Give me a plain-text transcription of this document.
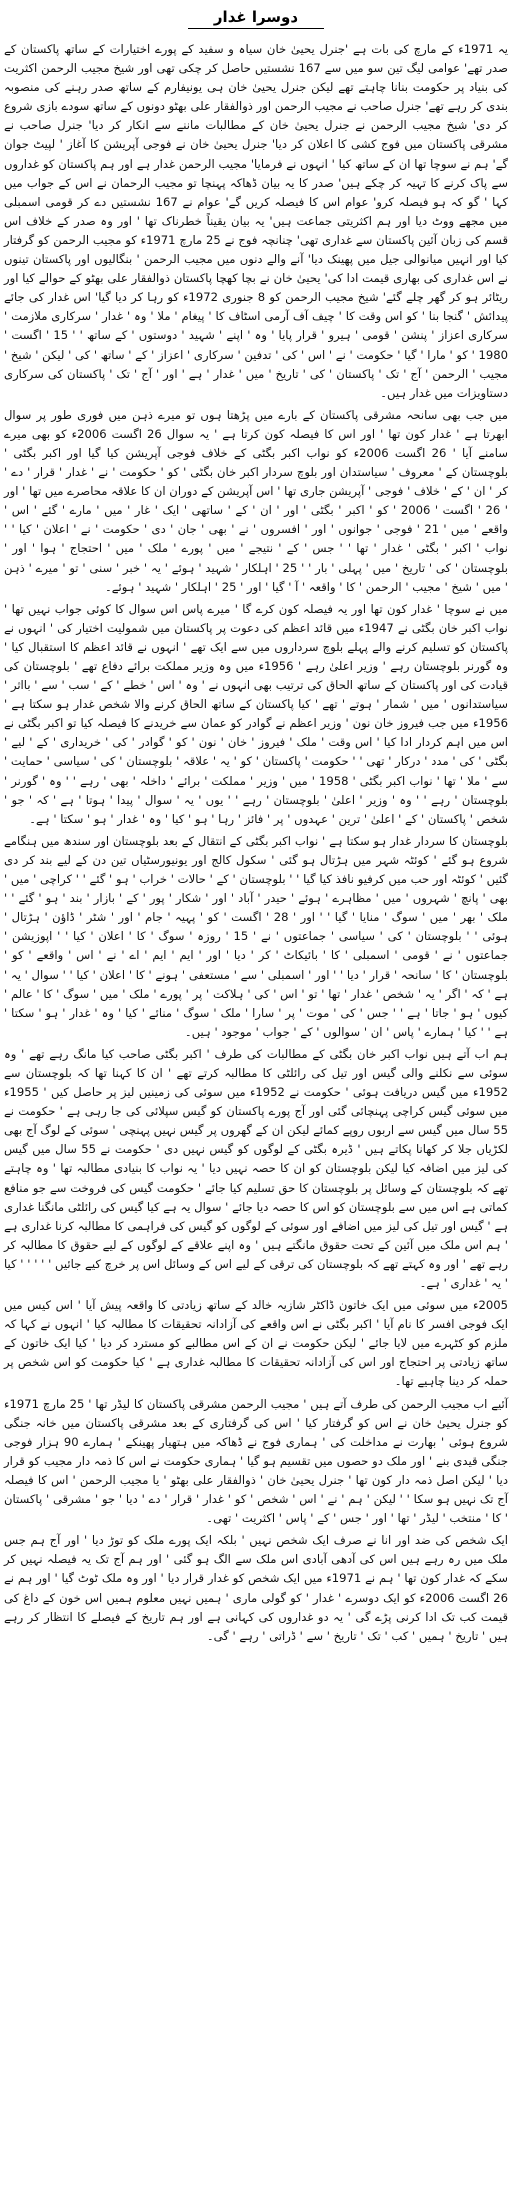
دوسرا غدار

یہ 1971ء کے مارچ کی بات ہے 'جنرل یحییٰ خان سیاہ و سفید کے پورے اختیارات کے ساتھ پاکستان کے صدر تھے' عوامی لیگ تین سو میں سے 167 نشستیں حاصل کر چکی تھی اور شیخ مجیب الرحمن اکثریت کی بنیاد پر حکومت بنانا چاہتے تھے لیکن جنرل یحییٰ خان ہی یونیفارم کے ساتھ صدر رہنے کی منصوبہ بندی کر رہے تھے' جنرل صاحب نے مجیب الرحمن اور ذوالفقار علی بھٹو دونوں کے ساتھ سودے بازی شروع کر دی' شیخ مجیب الرحمن نے جنرل یحییٰ خان کے مطالبات ماننے سے انکار کر دیا' جنرل صاحب نے مشرقی پاکستان میں فوج کشی کا اعلان کر دیا' جنرل یحییٰ خان نے فوجی آپریشن کا آغاز ' لپیٹ جوان گے' ہم نے سوچا تھا ان کے ساتھ کیا ' انہوں نے فرمایا' مجیب الرحمن غدار ہے اور ہم پاکستان کو غداروں سے پاک کرنے کا تہیہ کر چکے ہیں' صدر کا یہ بیان ڈھاکہ پہنچا تو مجیب الرحمان نے اس کے جواب میں کہا ' گو کہ ہو فیصلہ کرو' عوام اس کا فیصلہ کریں گے' عوام نے 167 نشستیں دے کر قومی اسمبلی میں مجھے ووٹ دیا اور ہم اکثریتی جماعت ہیں' یہ بیان یقیناً خطرناک تھا ' اور وہ صدر کے خلاف اس قسم کی زبان آئین پاکستان سے غداری تھی' چنانچہ فوج نے 25 مارچ 1971ء کو مجیب الرحمن کو گرفتار کیا اور انہیں میانوالی جیل میں پھینک دیا' آنے والے دنوں میں مجیب الرحمن ' بنگالیوں اور پاکستان تینوں نے اس غداری کی بھاری قیمت ادا کی' یحییٰ خان نے بچا کھچا پاکستان ذوالفقار علی بھٹو کے حوالے کیا اور ریٹائر ہو کر گھر چلے گئے' شیخ مجیب الرحمن کو 8 جنوری 1972ء کو رہا کر دیا گیا' اس غدار کی جائے پیدائش ' گنجا بنا ' کو اس وقت کا ' چیف آف آرمی اسٹاف کا ' پیغام ' ملا ' وہ ' غدار ' سرکاری ملازمت ' سرکاری اعزاز ' پنشن ' قومی ' ہیرو ' قرار پایا ' وہ ' اپنے ' شہید ' دوستوں ' کے ساتھ ' ' 15 ' اگست ' 1980 ' کو ' مارا ' گیا ' حکومت ' نے ' اس ' کی ' تدفین ' سرکاری ' اعزاز ' کے ' ساتھ ' کی ' لیکن ' شیخ ' مجیب ' الرحمن ' آج ' تک ' پاکستان ' کی ' تاریخ ' میں ' غدار ' ہے ' اور ' آج ' تک ' پاکستان کی سرکاری دستاویزات میں غدار ہیں۔

میں جب بھی سانحہ مشرقی پاکستان کے بارے میں پڑھتا ہوں تو میرے ذہن میں فوری طور پر سوال ابھرتا ہے ' غدار کون تھا ' اور اس کا فیصلہ کون کرتا ہے ' یہ سوال 26 اگست 2006ء کو بھی میرے سامنے آیا ' 26 اگست 2006ء کو نواب اکبر بگٹی کے خلاف فوجی آپریشن کیا گیا اور اکبر بگٹی ' بلوچستان کے ' معروف ' سیاستدان اور بلوچ سردار اکبر خان بگٹی ' کو ' حکومت ' نے ' غدار ' قرار ' دے ' کر ' ان ' کے ' خلاف ' فوجی ' آپریشن جاری تھا ' اس آپریشن کے دوران ان کا علاقہ محاصرے میں تھا ' اور ' 26 ' اگست ' 2006 ' کو ' اکبر ' بگٹی ' اور ' ان ' کے ' ساتھی ' ایک ' غار ' میں ' مارے ' گئے ' اس ' واقعے ' میں ' 21 ' فوجی ' جوانوں ' اور ' افسروں ' نے ' بھی ' جان ' دی ' حکومت ' نے ' اعلان ' کیا ' ' نواب ' اکبر ' بگٹی ' غدار ' تھا ' ' جس ' کے ' نتیجے ' میں ' پورے ' ملک ' میں ' احتجاج ' ہوا ' اور ' بلوچستان ' کی ' تاریخ ' میں ' پہلی ' بار ' ' 25 ' اہلکار ' شہید ' ہوئے ' یہ ' خبر ' سنی ' تو ' میرے ' ذہن ' میں ' شیخ ' مجیب ' الرحمن ' کا ' واقعہ ' آ ' گیا ' اور ' 25 ' اہلکار ' شہید ' ہوئے۔

میں نے سوچا ' غدار کون تھا اور یہ فیصلہ کون کرے گا ' میرے پاس اس سوال کا کوئی جواب نہیں تھا ' نواب اکبر خان بگٹی نے 1947ء میں قائد اعظم کی دعوت پر پاکستان میں شمولیت اختیار کی ' انہوں نے پاکستان کو تسلیم کرنے والے پہلے بلوچ سرداروں میں سے ایک تھے ' انہوں نے قائد اعظم کا استقبال کیا ' وہ گورنر بلوچستان رہے ' وزیر اعلیٰ رہے ' 1956ء میں وہ وزیر مملکت برائے دفاع تھے ' بلوچستان کی قیادت کی اور پاکستان کے ساتھ الحاق کی ترتیب بھی انہوں نے ' وہ ' اس ' خطے ' کے ' سب ' سے ' بااثر ' سیاستدانوں ' میں ' شمار ' ہوتے ' تھے ' کیا پاکستان کے ساتھ الحاق کرنے والا شخص غدار ہو سکتا ہے ' 1956ء میں جب فیروز خان نون ' وزیر اعظم نے گوادر کو عمان سے خریدنے کا فیصلہ کیا تو اکبر بگٹی نے اس میں اہم کردار ادا کیا ' اس وقت ' ملک ' فیروز ' خان ' نون ' کو ' گوادر ' کی ' خریداری ' کے ' لیے ' بگٹی ' کی ' مدد ' درکار ' تھی ' ' حکومت ' پاکستان ' کو ' یہ ' علاقہ ' بلوچستان ' کی ' سیاسی ' حمایت ' سے ' ملا ' تھا ' نواب اکبر بگٹی ' 1958 ' میں ' وزیر ' مملکت ' برائے ' داخلہ ' بھی ' رہے ' ' وہ ' گورنر ' بلوچستان ' رہے ' ' وہ ' وزیر ' اعلیٰ ' بلوچستان ' رہے ' ' یوں ' یہ ' سوال ' پیدا ' ہوتا ' ہے ' کہ ' جو ' شخص ' پاکستان ' کے ' اعلیٰ ' ترین ' عہدوں ' پر ' فائز ' رہا ' ہو ' کیا ' وہ ' غدار ' ہو ' سکتا ' ہے۔

بلوچستان کا سردار غدار ہو سکتا ہے ' نواب اکبر بگٹی کے انتقال کے بعد بلوچستان اور سندھ میں ہنگامے شروع ہو گئے ' کوئٹہ شہر میں ہڑتال ہو گئی ' سکول کالج اور یونیورسٹیاں تین دن کے لیے بند کر دی گئیں ' کوئٹہ اور حب میں کرفیو نافذ کیا گیا ' ' بلوچستان ' کے ' حالات ' خراب ' ہو ' گئے ' ' کراچی ' میں ' بھی ' پانچ ' شہروں ' میں ' مظاہرے ' ہوئے ' حیدر ' آباد ' اور ' شکار ' پور ' کے ' بازار ' بند ' ہو ' گئے ' ' ملک ' بھر ' میں ' سوگ ' منایا ' گیا ' ' اور ' 28 ' اگست ' کو ' پہیہ ' جام ' اور ' شٹر ' ڈاؤن ' ہڑتال ' ہوئی ' ' بلوچستان ' کی ' سیاسی ' جماعتوں ' نے ' 15 ' روزہ ' سوگ ' کا ' اعلان ' کیا ' ' اپوزیشن ' جماعتوں ' نے ' قومی ' اسمبلی ' کا ' بائیکاٹ ' کر ' دیا ' اور ' ایم ' ایم ' اے ' نے ' اس ' واقعے ' کو ' بلوچستان ' کا ' سانحہ ' قرار ' دیا ' ' اور ' اسمبلی ' سے ' مستعفی ' ہونے ' کا ' اعلان ' کیا ' ' سوال ' یہ ' ہے ' کہ ' اگر ' یہ ' شخص ' غدار ' تھا ' تو ' اس ' کی ' ہلاکت ' پر ' پورے ' ملک ' میں ' سوگ ' کا ' عالم ' کیوں ' ہو ' جاتا ' ہے ' ' جس ' کی ' موت ' پر ' سارا ' ملک ' سوگ ' منائے ' کیا ' وہ ' غدار ' ہو ' سکتا ' ہے ' ' کیا ' ہمارے ' پاس ' ان ' سوالوں ' کے ' جواب ' موجود ' ہیں۔

ہم اب آتے ہیں نواب اکبر خان بگٹی کے مطالبات کی طرف ' اکبر بگٹی صاحب کیا مانگ رہے تھے ' وہ سوئی سے نکلنے والی گیس اور تیل کی رائلٹی کا مطالبہ کرتے تھے ' ان کا کہنا تھا کہ بلوچستان سے 1952ء میں گیس دریافت ہوئی ' حکومت نے 1952ء میں سوئی کی زمینیں لیز پر حاصل کیں ' 1955ء میں سوئی گیس کراچی پہنچائی گئی اور آج پورے پاکستان کو گیس سپلائی کی جا رہی ہے ' حکومت نے 55 سال میں گیس سے اربوں روپے کمائے لیکن ان کے گھروں پر گیس نہیں پہنچی ' سوئی کے لوگ آج بھی لکڑیاں جلا کر کھانا پکاتے ہیں ' ڈیرہ بگٹی کے لوگوں کو گیس نہیں دی ' حکومت نے 55 سال میں گیس کی لیز میں اضافہ کیا لیکن بلوچستان کو ان کا حصہ نہیں دیا ' یہ نواب کا بنیادی مطالبہ تھا ' وہ چاہتے تھے کہ بلوچستان کے وسائل پر بلوچستان کا حق تسلیم کیا جائے ' حکومت گیس کی فروخت سے جو منافع کماتی ہے اس میں سے بلوچستان کو اس کا حصہ دیا جائے ' سوال یہ ہے کیا گیس کی رائلٹی مانگنا غداری ہے ' گیس اور تیل کی لیز میں اضافے اور سوئی کے لوگوں کو گیس کی فراہمی کا مطالبہ کرنا غداری ہے ' ہم اس ملک میں آئین کے تحت حقوق مانگتے ہیں ' وہ اپنے علاقے کے لوگوں کے لیے حقوق کا مطالبہ کر رہے تھے ' اور وہ کہتے تھے کہ بلوچستان کی ترقی کے لیے اس کے وسائل اس پر خرچ کیے جائیں ' ' ' ' ' کیا ' یہ ' غداری ' ہے۔

2005ء میں سوئی میں ایک خاتون ڈاکٹر شازیہ خالد کے ساتھ زیادتی کا واقعہ پیش آیا ' اس کیس میں ایک فوجی افسر کا نام آیا ' اکبر بگٹی نے اس واقعے کی آزادانہ تحقیقات کا مطالبہ کیا ' انہوں نے کہا کہ ملزم کو کٹہرے میں لایا جائے ' لیکن حکومت نے ان کے اس مطالبے کو مسترد کر دیا ' کیا ایک خاتون کے ساتھ زیادتی پر احتجاج اور اس کی آزادانہ تحقیقات کا مطالبہ غداری ہے ' کیا حکومت کو اس شخص پر حملہ کر دینا چاہیے تھا۔

آئیے اب مجیب الرحمن کی طرف آتے ہیں ' مجیب الرحمن مشرقی پاکستان کا لیڈر تھا ' 25 مارچ 1971ء کو جنرل یحییٰ خان نے اس کو گرفتار کیا ' اس کی گرفتاری کے بعد مشرقی پاکستان میں خانہ جنگی شروع ہوئی ' بھارت نے مداخلت کی ' ہماری فوج نے ڈھاکہ میں ہتھیار پھینکے ' ہمارے 90 ہزار فوجی جنگی قیدی بنے ' اور ملک دو حصوں میں تقسیم ہو گیا ' ہماری حکومت نے اس کا ذمہ دار مجیب کو قرار دیا ' لیکن اصل ذمہ دار کون تھا ' جنرل یحییٰ خان ' ذوالفقار علی بھٹو ' یا مجیب الرحمن ' اس کا فیصلہ آج تک نہیں ہو سکا ' ' لیکن ' ہم ' نے ' اس ' شخص ' کو ' غدار ' قرار ' دے ' دیا ' جو ' مشرقی ' پاکستان ' کا ' منتخب ' لیڈر ' تھا ' اور ' جس ' کے ' پاس ' اکثریت ' تھی۔

ایک شخص کی ضد اور انا نے صرف ایک شخص نہیں ' بلکہ ایک پورے ملک کو توڑ دیا ' اور آج ہم جس ملک میں رہ رہے ہیں اس کی آدھی آبادی اس ملک سے الگ ہو گئی ' اور ہم آج تک یہ فیصلہ نہیں کر سکے کہ غدار کون تھا ' ہم نے 1971ء میں ایک شخص کو غدار قرار دیا ' اور وہ ملک ٹوٹ گیا ' اور ہم نے 26 اگست 2006ء کو ایک دوسرے ' غدار ' کو گولی ماری ' ہمیں نہیں معلوم ہمیں اس خون کے داغ کی قیمت کب تک ادا کرنی پڑے گی ' یہ دو غداروں کی کہانی ہے اور ہم تاریخ کے فیصلے کا انتظار کر رہے ہیں ' تاریخ ' ہمیں ' کب ' تک ' تاریخ ' سے ' ڈراتی ' رہے ' گی۔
━━━━━━━━━━━━━━━━━━━━━━━━━━━━━━
Identify and extract each line of the listing that contains "سوئی".

ہم اب آتے ہیں نواب اکبر خان بگٹی کے مطالبات کی طرف ' اکبر بگٹی صاحب کیا مانگ رہے تھے ' وہ سوئی سے نکلنے والی گیس اور تیل کی رائلٹی کا مطالبہ کرتے تھے ' ان کا کہنا تھا کہ بلوچستان سے 1952ء میں گیس دریافت ہوئی ' حکومت نے 1952ء میں سوئی کی زمینیں لیز پر حاصل کیں ' 1955ء میں سوئی گیس کراچی پہنچائی گئی اور آج پورے پاکستان کو گیس سپلائی کی جا رہی ہے ' حکومت نے 55 سال میں گیس سے اربوں روپے کمائے لیکن ان کے گھروں پر گیس نہیں پہنچی ' سوئی کے لوگ آج بھی لکڑیاں جلا کر کھانا پکاتے ہیں ' ڈیرہ بگٹی کے لوگوں کو گیس نہیں دی ' حکومت نے 55 سال میں گیس کی لیز میں اضافہ کیا لیکن بلوچستان کو ان کا حصہ نہیں دیا ' یہ نواب کا بنیادی مطالبہ تھا ' وہ چاہتے تھے کہ بلوچستان کے وسائل پر بلوچستان کا حق تسلیم کیا جائے ' حکومت گیس کی فروخت سے جو منافع کماتی ہے اس میں سے بلوچستان کو اس کا حصہ دیا جائے ' سوال یہ ہے کیا گیس کی رائلٹی مانگنا غداری ہے ' گیس اور تیل کی لیز میں اضافے اور سوئی کے لوگوں کو گیس کی فراہمی کا مطالبہ کرنا غداری ہے ' ہم اس ملک میں آئین کے تحت حقوق مانگتے ہیں ' وہ اپنے علاقے کے لوگوں کے لیے حقوق کا مطالبہ کر رہے تھے ' اور وہ کہتے تھے کہ بلوچستان کی ترقی کے لیے اس کے وسائل اس پر خرچ کیے جائیں ' ' ' ' ' کیا ' یہ ' غداری ' ہے۔
2005ء میں سوئی میں ایک خاتون ڈاکٹر شازیہ خالد کے ساتھ زیادتی کا واقعہ پیش آیا ' اس کیس میں ایک فوجی افسر کا نام آیا ' اکبر بگٹی نے اس واقعے کی آزادانہ تحقیقات کا مطالبہ کیا ' انہوں نے کہا کہ ملزم کو کٹہرے میں لایا جائے ' لیکن حکومت نے ان کے اس مطالبے کو مسترد کر دیا ' کیا ایک خاتون کے ساتھ زیادتی پر احتجاج اور اس کی آزادانہ تحقیقات کا مطالبہ غداری ہے ' کیا حکومت کو اس شخص پر حملہ کر دینا چاہیے تھا۔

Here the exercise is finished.